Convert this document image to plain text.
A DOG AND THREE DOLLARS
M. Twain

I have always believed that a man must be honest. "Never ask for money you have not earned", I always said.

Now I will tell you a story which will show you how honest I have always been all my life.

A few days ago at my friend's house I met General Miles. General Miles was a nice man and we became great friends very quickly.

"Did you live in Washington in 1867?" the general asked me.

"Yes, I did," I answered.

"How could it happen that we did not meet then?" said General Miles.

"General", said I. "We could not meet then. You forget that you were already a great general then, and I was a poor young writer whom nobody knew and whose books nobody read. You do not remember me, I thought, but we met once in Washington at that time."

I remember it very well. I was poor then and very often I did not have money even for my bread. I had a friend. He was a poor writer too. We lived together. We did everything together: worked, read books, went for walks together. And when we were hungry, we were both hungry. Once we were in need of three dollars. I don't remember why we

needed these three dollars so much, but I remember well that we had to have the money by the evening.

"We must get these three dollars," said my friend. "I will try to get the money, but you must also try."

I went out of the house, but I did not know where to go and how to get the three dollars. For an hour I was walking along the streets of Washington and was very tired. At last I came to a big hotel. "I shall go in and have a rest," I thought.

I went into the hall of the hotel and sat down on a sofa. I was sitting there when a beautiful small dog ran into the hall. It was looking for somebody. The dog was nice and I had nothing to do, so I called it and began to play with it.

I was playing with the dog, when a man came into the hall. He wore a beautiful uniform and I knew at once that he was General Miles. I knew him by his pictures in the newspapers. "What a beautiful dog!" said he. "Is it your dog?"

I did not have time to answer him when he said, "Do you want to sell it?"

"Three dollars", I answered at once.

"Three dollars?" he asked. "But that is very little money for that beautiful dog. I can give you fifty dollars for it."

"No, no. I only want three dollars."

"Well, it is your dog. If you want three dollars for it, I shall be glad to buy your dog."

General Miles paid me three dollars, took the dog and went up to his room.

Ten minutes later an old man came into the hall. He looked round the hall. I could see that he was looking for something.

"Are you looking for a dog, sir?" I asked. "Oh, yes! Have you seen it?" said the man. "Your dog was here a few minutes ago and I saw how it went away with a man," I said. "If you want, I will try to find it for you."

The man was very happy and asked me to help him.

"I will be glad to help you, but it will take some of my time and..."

**TASK TO COMPLETE**
Restate the whole listing exactly, leaving out nothing.

**EXPECTED ANSWER**
Convert this document image to plain text.
A DOG AND THREE DOLLARS
M. Twain

I have always believed that a man must be honest. "Never ask for money you have not earned", I always said.

Now I will tell you a story which will show you how honest I have always been all my life.

A few days ago at my friend's house I met General Miles. General Miles was a nice man and we became great friends very quickly.

"Did you live in Washington in 1867?" the general asked me.

"Yes, I did," I answered.

"How could it happen that we did not meet then?" said General Miles.

"General", said I. "We could not meet then. You forget that you were already a great general then, and I was a poor young writer whom nobody knew and whose books nobody read. You do not remember me, I thought, but we met once in Washington at that time."

I remember it very well. I was poor then and very often I did not have money even for my bread. I had a friend. He was a poor writer too. We lived together. We did everything together: worked, read books, went for walks together. And when we were hungry, we were both hungry. Once we were in need of three dollars. I don't remember why we

needed these three dollars so much, but I remember well that we had to have the money by the evening.

"We must get these three dollars," said my friend. "I will try to get the money, but you must also try."

I went out of the house, but I did not know where to go and how to get the three dollars. For an hour I was walking along the streets of Washington and was very tired. At last I came to a big hotel. "I shall go in and have a rest," I thought.

I went into the hall of the hotel and sat down on a sofa. I was sitting there when a beautiful small dog ran into the hall. It was looking for somebody. The dog was nice and I had nothing to do, so I called it and began to play with it.

I was playing with the dog, when a man came into the hall. He wore a beautiful uniform and I knew at once that he was General Miles. I knew him by his pictures in the newspapers. "What a beautiful dog!" said he. "Is it your dog?"

I did not have time to answer him when he said, "Do you want to sell it?"

"Three dollars", I answered at once.

"Three dollars?" he asked. "But that is very little money for that beautiful dog. I can give you fifty dollars for it."

"No, no. I only want three dollars."

"Well, it is your dog. If you want three dollars for it, I shall be glad to buy your dog."

General Miles paid me three dollars, took the dog and went up to his room.

Ten minutes later an old man came into the hall. He looked round the hall. I could see that he was looking for something.

"Are you looking for a dog, sir?" I asked. "Oh, yes! Have you seen it?" said the man. "Your dog was here a few minutes ago and I saw how it went away with a man," I said. "If you want, I will try to find it for you."

The man was very happy and asked me to help him.

"I will be glad to help you, but it will take some of my time and..."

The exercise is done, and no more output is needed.